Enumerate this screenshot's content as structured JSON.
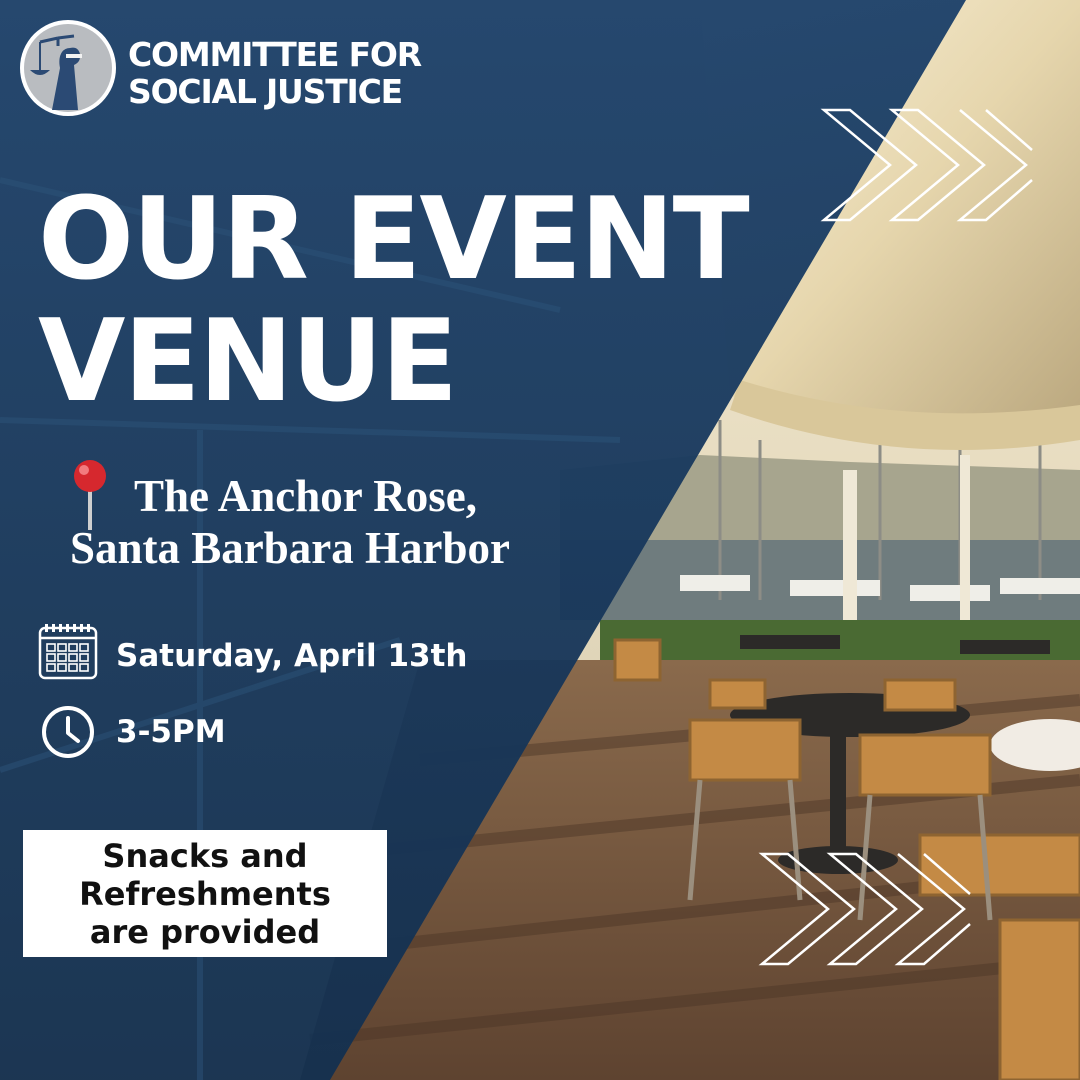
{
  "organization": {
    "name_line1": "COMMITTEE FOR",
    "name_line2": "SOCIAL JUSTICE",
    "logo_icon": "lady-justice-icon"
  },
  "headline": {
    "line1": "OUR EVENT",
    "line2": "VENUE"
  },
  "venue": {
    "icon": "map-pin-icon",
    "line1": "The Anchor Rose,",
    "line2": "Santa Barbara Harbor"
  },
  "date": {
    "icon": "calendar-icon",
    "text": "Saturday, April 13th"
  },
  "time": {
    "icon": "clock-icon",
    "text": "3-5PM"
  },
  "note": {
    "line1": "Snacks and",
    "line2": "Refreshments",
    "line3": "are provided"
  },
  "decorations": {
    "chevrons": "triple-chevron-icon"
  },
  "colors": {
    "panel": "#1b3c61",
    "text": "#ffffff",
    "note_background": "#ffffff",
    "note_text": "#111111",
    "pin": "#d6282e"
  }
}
* * *
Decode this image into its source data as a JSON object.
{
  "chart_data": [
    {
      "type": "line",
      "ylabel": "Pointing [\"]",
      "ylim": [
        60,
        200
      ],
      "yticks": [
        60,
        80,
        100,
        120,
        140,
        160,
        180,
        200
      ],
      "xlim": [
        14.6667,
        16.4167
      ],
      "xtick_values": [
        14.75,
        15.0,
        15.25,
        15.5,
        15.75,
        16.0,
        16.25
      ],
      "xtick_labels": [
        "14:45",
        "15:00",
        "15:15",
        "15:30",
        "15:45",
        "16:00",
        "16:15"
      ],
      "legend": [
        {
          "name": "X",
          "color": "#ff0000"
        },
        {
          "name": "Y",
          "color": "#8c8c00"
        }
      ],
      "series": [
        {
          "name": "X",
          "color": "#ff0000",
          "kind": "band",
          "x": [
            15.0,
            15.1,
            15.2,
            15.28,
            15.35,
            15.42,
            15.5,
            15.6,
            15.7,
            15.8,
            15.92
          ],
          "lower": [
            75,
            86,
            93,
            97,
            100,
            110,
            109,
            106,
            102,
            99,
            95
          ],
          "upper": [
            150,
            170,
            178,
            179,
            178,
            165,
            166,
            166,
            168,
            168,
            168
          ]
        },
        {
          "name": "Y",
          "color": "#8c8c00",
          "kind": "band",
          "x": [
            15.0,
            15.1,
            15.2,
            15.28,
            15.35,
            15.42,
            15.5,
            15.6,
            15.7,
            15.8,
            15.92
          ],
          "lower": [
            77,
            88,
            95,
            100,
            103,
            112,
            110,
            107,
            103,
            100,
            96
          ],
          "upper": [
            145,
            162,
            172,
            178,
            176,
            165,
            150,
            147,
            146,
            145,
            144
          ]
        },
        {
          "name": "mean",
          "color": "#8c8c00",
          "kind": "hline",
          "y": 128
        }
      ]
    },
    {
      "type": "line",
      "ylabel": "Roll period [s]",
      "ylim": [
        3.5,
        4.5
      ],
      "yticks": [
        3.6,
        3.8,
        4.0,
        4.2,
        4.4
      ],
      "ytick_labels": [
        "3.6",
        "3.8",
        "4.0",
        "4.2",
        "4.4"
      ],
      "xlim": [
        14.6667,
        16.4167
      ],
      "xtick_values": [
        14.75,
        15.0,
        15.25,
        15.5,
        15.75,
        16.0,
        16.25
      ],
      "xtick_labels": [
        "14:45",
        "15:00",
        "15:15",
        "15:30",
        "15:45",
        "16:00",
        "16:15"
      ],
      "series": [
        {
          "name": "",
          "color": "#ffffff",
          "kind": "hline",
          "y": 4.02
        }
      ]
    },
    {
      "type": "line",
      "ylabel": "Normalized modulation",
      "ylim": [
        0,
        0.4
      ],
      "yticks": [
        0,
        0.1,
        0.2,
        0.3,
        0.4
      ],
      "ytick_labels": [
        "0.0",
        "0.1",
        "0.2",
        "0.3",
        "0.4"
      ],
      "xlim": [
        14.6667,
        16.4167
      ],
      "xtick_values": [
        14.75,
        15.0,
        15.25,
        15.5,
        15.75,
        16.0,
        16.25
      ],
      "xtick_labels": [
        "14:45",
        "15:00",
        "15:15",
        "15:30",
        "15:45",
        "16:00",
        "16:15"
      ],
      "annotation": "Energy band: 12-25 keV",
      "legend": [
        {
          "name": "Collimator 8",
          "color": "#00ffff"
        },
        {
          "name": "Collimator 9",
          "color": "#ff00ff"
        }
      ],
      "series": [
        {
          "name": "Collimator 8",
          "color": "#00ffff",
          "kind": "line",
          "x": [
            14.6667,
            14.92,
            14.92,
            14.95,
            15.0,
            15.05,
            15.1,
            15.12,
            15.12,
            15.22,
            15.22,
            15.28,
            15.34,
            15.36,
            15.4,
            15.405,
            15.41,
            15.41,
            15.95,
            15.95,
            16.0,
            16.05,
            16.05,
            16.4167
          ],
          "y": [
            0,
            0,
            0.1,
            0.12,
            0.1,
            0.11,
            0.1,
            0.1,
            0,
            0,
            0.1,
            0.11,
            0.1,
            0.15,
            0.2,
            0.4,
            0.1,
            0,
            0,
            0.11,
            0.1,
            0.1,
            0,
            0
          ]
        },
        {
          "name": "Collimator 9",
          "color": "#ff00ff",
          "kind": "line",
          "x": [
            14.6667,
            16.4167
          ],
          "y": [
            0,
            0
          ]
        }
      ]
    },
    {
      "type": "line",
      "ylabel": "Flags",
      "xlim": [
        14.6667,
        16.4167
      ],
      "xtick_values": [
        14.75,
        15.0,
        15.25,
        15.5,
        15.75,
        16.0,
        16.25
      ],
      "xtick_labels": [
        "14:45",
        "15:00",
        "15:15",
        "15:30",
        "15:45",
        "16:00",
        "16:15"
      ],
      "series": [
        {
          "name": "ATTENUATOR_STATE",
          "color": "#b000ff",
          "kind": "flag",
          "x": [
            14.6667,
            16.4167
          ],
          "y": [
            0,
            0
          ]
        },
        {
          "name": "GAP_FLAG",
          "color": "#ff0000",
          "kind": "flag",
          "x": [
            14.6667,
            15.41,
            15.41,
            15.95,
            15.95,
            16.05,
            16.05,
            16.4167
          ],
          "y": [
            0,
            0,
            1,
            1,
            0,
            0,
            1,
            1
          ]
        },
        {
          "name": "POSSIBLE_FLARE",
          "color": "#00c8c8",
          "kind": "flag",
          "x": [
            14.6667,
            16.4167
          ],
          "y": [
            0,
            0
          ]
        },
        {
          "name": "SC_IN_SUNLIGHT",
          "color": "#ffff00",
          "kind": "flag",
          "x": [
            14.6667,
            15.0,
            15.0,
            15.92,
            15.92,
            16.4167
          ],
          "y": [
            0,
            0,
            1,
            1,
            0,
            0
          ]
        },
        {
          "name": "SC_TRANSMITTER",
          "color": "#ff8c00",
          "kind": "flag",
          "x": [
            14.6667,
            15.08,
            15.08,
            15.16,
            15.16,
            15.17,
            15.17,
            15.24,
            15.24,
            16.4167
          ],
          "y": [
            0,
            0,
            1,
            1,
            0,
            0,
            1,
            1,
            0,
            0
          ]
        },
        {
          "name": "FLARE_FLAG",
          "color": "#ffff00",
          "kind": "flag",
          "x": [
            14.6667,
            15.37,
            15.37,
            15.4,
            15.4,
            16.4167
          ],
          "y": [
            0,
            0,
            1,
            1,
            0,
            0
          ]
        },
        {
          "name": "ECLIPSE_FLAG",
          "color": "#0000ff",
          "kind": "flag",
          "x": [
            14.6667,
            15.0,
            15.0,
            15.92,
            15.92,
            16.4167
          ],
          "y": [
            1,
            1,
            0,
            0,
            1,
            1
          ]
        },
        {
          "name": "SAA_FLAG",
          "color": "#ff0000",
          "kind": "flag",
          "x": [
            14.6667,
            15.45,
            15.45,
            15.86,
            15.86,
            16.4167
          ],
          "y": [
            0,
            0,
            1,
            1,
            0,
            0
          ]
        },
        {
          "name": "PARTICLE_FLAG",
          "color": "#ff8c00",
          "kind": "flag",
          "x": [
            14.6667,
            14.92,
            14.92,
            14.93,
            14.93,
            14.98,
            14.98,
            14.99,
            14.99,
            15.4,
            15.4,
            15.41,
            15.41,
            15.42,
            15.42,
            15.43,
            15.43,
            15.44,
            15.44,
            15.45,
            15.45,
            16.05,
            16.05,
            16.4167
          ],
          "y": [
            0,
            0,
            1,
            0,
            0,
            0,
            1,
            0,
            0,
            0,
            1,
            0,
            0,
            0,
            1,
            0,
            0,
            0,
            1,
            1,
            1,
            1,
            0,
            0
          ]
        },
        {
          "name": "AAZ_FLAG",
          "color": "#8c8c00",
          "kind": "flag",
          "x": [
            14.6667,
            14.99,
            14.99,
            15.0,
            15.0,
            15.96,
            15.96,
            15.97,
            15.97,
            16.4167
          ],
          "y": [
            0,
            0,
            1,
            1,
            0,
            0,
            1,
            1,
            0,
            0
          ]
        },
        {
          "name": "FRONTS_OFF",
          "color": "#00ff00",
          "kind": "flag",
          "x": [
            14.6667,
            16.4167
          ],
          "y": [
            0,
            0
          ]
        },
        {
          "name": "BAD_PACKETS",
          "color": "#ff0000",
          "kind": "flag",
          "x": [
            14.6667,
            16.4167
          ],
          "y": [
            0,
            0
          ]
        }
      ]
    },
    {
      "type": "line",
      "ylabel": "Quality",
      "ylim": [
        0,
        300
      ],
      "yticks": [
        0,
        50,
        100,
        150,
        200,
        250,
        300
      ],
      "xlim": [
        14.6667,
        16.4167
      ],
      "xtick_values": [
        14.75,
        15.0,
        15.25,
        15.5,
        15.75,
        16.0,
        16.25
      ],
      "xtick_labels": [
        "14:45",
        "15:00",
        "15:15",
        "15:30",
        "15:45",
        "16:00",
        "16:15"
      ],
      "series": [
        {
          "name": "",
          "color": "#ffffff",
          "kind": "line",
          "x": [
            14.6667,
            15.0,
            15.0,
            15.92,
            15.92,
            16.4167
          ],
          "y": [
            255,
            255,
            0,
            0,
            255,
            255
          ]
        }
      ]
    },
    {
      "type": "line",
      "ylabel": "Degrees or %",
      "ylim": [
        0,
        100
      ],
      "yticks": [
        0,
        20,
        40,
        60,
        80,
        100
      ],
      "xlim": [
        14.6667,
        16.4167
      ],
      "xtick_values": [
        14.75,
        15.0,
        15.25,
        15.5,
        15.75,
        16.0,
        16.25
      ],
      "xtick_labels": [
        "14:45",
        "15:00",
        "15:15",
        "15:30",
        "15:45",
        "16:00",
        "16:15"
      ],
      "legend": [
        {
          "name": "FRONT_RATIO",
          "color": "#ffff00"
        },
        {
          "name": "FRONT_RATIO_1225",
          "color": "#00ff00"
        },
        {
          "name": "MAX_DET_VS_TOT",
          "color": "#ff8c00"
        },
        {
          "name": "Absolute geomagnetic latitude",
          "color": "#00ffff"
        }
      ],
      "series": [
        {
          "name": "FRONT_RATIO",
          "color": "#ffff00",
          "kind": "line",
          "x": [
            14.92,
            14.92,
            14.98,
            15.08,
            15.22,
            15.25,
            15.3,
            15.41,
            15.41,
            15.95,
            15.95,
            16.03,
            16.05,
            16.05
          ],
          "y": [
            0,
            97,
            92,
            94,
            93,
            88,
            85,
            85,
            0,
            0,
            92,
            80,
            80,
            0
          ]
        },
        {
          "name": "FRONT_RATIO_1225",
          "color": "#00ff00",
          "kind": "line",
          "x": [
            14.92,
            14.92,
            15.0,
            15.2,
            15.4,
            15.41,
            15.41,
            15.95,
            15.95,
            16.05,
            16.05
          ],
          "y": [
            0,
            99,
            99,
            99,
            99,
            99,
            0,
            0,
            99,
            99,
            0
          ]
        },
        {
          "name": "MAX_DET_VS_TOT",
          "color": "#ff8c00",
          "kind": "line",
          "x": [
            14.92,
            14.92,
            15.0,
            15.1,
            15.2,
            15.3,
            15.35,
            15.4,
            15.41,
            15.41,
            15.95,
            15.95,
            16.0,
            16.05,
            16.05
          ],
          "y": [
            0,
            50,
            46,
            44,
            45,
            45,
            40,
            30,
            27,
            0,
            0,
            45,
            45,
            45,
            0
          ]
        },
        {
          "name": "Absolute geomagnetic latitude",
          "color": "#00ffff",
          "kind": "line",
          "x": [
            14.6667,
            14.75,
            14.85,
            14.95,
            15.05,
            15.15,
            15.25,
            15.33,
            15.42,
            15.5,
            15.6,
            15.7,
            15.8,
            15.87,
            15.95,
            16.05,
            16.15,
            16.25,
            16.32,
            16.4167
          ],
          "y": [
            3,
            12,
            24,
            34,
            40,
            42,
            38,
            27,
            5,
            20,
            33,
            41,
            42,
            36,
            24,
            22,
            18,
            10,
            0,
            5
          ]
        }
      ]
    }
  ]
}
* * *
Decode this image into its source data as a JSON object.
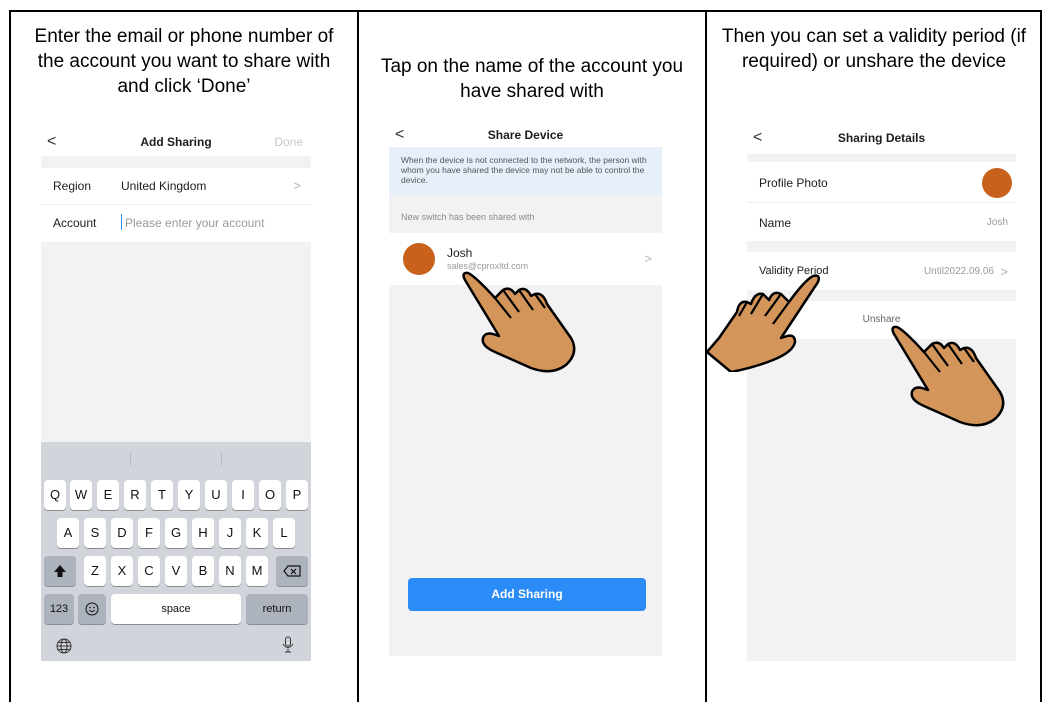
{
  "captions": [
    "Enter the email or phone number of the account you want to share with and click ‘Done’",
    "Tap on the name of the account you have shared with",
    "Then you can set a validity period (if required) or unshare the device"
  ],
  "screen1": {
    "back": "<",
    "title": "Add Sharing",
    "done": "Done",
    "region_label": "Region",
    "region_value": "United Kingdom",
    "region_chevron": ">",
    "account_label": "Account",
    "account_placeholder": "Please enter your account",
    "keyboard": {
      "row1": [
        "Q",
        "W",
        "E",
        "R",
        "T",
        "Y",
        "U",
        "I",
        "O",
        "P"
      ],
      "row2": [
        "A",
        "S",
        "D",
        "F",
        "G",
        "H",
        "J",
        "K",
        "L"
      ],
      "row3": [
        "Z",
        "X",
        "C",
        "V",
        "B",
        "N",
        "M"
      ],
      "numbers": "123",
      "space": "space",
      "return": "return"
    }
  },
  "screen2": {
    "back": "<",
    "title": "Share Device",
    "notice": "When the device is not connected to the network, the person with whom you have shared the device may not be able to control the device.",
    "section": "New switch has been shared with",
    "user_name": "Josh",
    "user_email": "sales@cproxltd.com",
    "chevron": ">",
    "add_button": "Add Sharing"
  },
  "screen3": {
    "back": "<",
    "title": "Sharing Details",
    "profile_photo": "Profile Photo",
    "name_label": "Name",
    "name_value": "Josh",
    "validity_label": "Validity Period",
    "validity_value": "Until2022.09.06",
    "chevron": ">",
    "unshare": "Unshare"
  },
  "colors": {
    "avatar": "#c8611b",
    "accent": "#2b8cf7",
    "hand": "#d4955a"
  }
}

Exercise goal: Look through the entries above; copy each line where the string "shared" appears.

Output of the exercise:
    "Tap on the name of the account you have shared with",
    "notice": "When the device is not connected to the network, the person with whom you have shared the device may not be able to control the device.",
    "section": "New switch has been shared with",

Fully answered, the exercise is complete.